→ Set problem
Print out each entry below exactly, please.

━━━━━━━━━━━━━━━━━━━━━━━━━━━━━━

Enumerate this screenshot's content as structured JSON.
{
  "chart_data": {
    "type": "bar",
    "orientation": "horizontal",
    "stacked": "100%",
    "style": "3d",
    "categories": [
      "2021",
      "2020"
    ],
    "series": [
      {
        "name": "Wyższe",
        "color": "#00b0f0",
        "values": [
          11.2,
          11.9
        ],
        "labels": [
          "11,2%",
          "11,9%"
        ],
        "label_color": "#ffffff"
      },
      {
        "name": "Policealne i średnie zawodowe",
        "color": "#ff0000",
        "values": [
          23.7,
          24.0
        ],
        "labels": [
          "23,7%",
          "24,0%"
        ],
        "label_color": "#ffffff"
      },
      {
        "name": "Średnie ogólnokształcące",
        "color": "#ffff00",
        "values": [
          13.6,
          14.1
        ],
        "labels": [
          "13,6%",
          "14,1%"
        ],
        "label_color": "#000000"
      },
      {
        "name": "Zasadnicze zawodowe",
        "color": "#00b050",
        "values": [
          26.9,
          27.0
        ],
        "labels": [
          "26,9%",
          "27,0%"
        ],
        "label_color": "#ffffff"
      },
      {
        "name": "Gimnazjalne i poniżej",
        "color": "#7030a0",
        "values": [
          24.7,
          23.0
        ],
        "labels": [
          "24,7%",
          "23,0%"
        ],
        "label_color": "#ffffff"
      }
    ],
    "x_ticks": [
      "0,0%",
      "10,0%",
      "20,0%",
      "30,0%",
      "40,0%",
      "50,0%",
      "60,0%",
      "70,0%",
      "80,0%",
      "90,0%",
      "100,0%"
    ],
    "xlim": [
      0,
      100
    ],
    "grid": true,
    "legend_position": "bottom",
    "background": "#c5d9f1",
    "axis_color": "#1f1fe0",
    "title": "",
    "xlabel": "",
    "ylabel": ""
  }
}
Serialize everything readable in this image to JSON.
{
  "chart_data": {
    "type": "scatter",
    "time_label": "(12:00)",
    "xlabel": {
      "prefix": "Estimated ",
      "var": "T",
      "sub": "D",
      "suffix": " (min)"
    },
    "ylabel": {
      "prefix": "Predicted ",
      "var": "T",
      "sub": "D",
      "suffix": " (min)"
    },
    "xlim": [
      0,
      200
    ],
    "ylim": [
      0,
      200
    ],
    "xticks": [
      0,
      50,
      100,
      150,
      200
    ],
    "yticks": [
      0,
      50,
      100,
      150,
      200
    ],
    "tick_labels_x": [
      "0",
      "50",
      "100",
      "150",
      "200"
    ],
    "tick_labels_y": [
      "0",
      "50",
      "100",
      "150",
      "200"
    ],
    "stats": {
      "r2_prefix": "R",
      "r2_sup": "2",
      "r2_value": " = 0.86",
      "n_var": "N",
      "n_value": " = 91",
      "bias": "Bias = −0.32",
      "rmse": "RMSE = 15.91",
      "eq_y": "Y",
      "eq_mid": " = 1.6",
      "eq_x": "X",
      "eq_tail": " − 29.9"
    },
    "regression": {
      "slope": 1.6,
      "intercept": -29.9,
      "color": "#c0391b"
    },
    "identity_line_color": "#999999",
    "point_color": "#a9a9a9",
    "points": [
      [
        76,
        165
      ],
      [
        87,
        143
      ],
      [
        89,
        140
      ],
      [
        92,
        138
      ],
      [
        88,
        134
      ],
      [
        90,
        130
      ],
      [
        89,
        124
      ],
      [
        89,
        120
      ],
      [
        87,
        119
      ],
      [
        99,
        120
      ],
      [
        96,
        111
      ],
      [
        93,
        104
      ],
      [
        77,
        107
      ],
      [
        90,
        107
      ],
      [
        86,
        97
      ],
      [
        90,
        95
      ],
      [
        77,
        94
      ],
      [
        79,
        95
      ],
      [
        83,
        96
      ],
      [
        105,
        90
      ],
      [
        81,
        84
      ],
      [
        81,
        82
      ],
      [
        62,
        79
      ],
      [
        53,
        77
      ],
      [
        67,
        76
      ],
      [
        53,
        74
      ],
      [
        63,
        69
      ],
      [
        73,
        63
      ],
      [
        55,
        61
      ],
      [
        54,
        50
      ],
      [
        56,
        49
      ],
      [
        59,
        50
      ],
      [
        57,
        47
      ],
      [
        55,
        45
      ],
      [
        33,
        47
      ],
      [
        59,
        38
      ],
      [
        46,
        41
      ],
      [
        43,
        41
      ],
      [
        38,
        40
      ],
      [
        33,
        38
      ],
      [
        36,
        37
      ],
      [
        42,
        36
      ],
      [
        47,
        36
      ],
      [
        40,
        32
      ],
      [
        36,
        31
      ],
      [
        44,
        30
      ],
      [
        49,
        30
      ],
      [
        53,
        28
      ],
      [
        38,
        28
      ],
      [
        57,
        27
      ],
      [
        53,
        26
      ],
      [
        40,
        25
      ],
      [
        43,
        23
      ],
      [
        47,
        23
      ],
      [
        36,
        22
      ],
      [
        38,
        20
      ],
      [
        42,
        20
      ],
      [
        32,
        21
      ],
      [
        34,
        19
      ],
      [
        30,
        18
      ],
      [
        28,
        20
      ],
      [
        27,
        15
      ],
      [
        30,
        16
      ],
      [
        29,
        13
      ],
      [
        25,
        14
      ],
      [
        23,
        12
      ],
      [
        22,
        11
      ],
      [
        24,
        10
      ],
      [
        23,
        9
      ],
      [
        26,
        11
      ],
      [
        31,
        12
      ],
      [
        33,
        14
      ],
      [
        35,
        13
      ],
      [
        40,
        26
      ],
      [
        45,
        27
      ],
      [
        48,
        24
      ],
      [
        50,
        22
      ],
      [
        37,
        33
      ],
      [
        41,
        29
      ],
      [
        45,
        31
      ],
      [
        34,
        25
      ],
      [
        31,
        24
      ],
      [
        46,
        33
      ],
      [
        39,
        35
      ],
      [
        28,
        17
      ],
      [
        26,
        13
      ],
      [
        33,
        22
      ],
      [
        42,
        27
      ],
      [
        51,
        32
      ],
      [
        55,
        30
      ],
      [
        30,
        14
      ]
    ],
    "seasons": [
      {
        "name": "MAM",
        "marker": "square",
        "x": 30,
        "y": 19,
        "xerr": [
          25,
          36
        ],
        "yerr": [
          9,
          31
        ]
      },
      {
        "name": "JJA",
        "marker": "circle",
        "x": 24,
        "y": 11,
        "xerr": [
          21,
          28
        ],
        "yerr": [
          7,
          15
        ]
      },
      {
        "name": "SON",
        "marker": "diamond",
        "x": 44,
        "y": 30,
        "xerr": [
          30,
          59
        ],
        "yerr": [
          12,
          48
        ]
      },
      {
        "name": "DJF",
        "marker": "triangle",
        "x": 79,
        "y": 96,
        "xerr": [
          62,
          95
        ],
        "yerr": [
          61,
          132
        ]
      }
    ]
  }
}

━━━━━━━━━━━━━━━━━━━━━━━━━━━━━━

→ Exercise answer
Enumerate this screenshot's content as structured JSON.
{
  "chart_data": {
    "type": "bar",
    "orientation": "horizontal",
    "stacked": "100%",
    "style": "3d",
    "categories": [
      "2021",
      "2020"
    ],
    "series": [
      {
        "name": "Wyższe",
        "color": "#00b0f0",
        "values": [
          11.2,
          11.9
        ],
        "labels": [
          "11,2%",
          "11,9%"
        ],
        "label_color": "#ffffff"
      },
      {
        "name": "Policealne i średnie zawodowe",
        "color": "#ff0000",
        "values": [
          23.7,
          24.0
        ],
        "labels": [
          "23,7%",
          "24,0%"
        ],
        "label_color": "#ffffff"
      },
      {
        "name": "Średnie ogólnokształcące",
        "color": "#ffff00",
        "values": [
          13.6,
          14.1
        ],
        "labels": [
          "13,6%",
          "14,1%"
        ],
        "label_color": "#000000"
      },
      {
        "name": "Zasadnicze zawodowe",
        "color": "#00b050",
        "values": [
          26.9,
          27.0
        ],
        "labels": [
          "26,9%",
          "27,0%"
        ],
        "label_color": "#ffffff"
      },
      {
        "name": "Gimnazjalne i poniżej",
        "color": "#7030a0",
        "values": [
          24.7,
          23.0
        ],
        "labels": [
          "24,7%",
          "23,0%"
        ],
        "label_color": "#ffffff"
      }
    ],
    "x_ticks": [
      "0,0%",
      "10,0%",
      "20,0%",
      "30,0%",
      "40,0%",
      "50,0%",
      "60,0%",
      "70,0%",
      "80,0%",
      "90,0%",
      "100,0%"
    ],
    "xlim": [
      0,
      100
    ],
    "grid": true,
    "legend_position": "bottom",
    "background": "#c5d9f1",
    "axis_color": "#1f1fe0",
    "title": "",
    "xlabel": "",
    "ylabel": ""
  }
}
Serialize everything readable in this image to JSON.
{
  "chart_data": {
    "type": "scatter",
    "time_label": "(12:00)",
    "xlabel": {
      "prefix": "Estimated ",
      "var": "T",
      "sub": "D",
      "suffix": " (min)"
    },
    "ylabel": {
      "prefix": "Predicted ",
      "var": "T",
      "sub": "D",
      "suffix": " (min)"
    },
    "xlim": [
      0,
      200
    ],
    "ylim": [
      0,
      200
    ],
    "xticks": [
      0,
      50,
      100,
      150,
      200
    ],
    "yticks": [
      0,
      50,
      100,
      150,
      200
    ],
    "tick_labels_x": [
      "0",
      "50",
      "100",
      "150",
      "200"
    ],
    "tick_labels_y": [
      "0",
      "50",
      "100",
      "150",
      "200"
    ],
    "stats": {
      "r2_prefix": "R",
      "r2_sup": "2",
      "r2_value": " = 0.86",
      "n_var": "N",
      "n_value": " = 91",
      "bias": "Bias = −0.32",
      "rmse": "RMSE = 15.91",
      "eq_y": "Y",
      "eq_mid": " = 1.6",
      "eq_x": "X",
      "eq_tail": " − 29.9"
    },
    "regression": {
      "slope": 1.6,
      "intercept": -29.9,
      "color": "#c0391b"
    },
    "identity_line_color": "#999999",
    "point_color": "#a9a9a9",
    "points": [
      [
        76,
        165
      ],
      [
        87,
        143
      ],
      [
        89,
        140
      ],
      [
        92,
        138
      ],
      [
        88,
        134
      ],
      [
        90,
        130
      ],
      [
        89,
        124
      ],
      [
        89,
        120
      ],
      [
        87,
        119
      ],
      [
        99,
        120
      ],
      [
        96,
        111
      ],
      [
        93,
        104
      ],
      [
        77,
        107
      ],
      [
        90,
        107
      ],
      [
        86,
        97
      ],
      [
        90,
        95
      ],
      [
        77,
        94
      ],
      [
        79,
        95
      ],
      [
        83,
        96
      ],
      [
        105,
        90
      ],
      [
        81,
        84
      ],
      [
        81,
        82
      ],
      [
        62,
        79
      ],
      [
        53,
        77
      ],
      [
        67,
        76
      ],
      [
        53,
        74
      ],
      [
        63,
        69
      ],
      [
        73,
        63
      ],
      [
        55,
        61
      ],
      [
        54,
        50
      ],
      [
        56,
        49
      ],
      [
        59,
        50
      ],
      [
        57,
        47
      ],
      [
        55,
        45
      ],
      [
        33,
        47
      ],
      [
        59,
        38
      ],
      [
        46,
        41
      ],
      [
        43,
        41
      ],
      [
        38,
        40
      ],
      [
        33,
        38
      ],
      [
        36,
        37
      ],
      [
        42,
        36
      ],
      [
        47,
        36
      ],
      [
        40,
        32
      ],
      [
        36,
        31
      ],
      [
        44,
        30
      ],
      [
        49,
        30
      ],
      [
        53,
        28
      ],
      [
        38,
        28
      ],
      [
        57,
        27
      ],
      [
        53,
        26
      ],
      [
        40,
        25
      ],
      [
        43,
        23
      ],
      [
        47,
        23
      ],
      [
        36,
        22
      ],
      [
        38,
        20
      ],
      [
        42,
        20
      ],
      [
        32,
        21
      ],
      [
        34,
        19
      ],
      [
        30,
        18
      ],
      [
        28,
        20
      ],
      [
        27,
        15
      ],
      [
        30,
        16
      ],
      [
        29,
        13
      ],
      [
        25,
        14
      ],
      [
        23,
        12
      ],
      [
        22,
        11
      ],
      [
        24,
        10
      ],
      [
        23,
        9
      ],
      [
        26,
        11
      ],
      [
        31,
        12
      ],
      [
        33,
        14
      ],
      [
        35,
        13
      ],
      [
        40,
        26
      ],
      [
        45,
        27
      ],
      [
        48,
        24
      ],
      [
        50,
        22
      ],
      [
        37,
        33
      ],
      [
        41,
        29
      ],
      [
        45,
        31
      ],
      [
        34,
        25
      ],
      [
        31,
        24
      ],
      [
        46,
        33
      ],
      [
        39,
        35
      ],
      [
        28,
        17
      ],
      [
        26,
        13
      ],
      [
        33,
        22
      ],
      [
        42,
        27
      ],
      [
        51,
        32
      ],
      [
        55,
        30
      ],
      [
        30,
        14
      ]
    ],
    "seasons": [
      {
        "name": "MAM",
        "marker": "square",
        "x": 30,
        "y": 19,
        "xerr": [
          25,
          36
        ],
        "yerr": [
          9,
          31
        ]
      },
      {
        "name": "JJA",
        "marker": "circle",
        "x": 24,
        "y": 11,
        "xerr": [
          21,
          28
        ],
        "yerr": [
          7,
          15
        ]
      },
      {
        "name": "SON",
        "marker": "diamond",
        "x": 44,
        "y": 30,
        "xerr": [
          30,
          59
        ],
        "yerr": [
          12,
          48
        ]
      },
      {
        "name": "DJF",
        "marker": "triangle",
        "x": 79,
        "y": 96,
        "xerr": [
          62,
          95
        ],
        "yerr": [
          61,
          132
        ]
      }
    ]
  }
}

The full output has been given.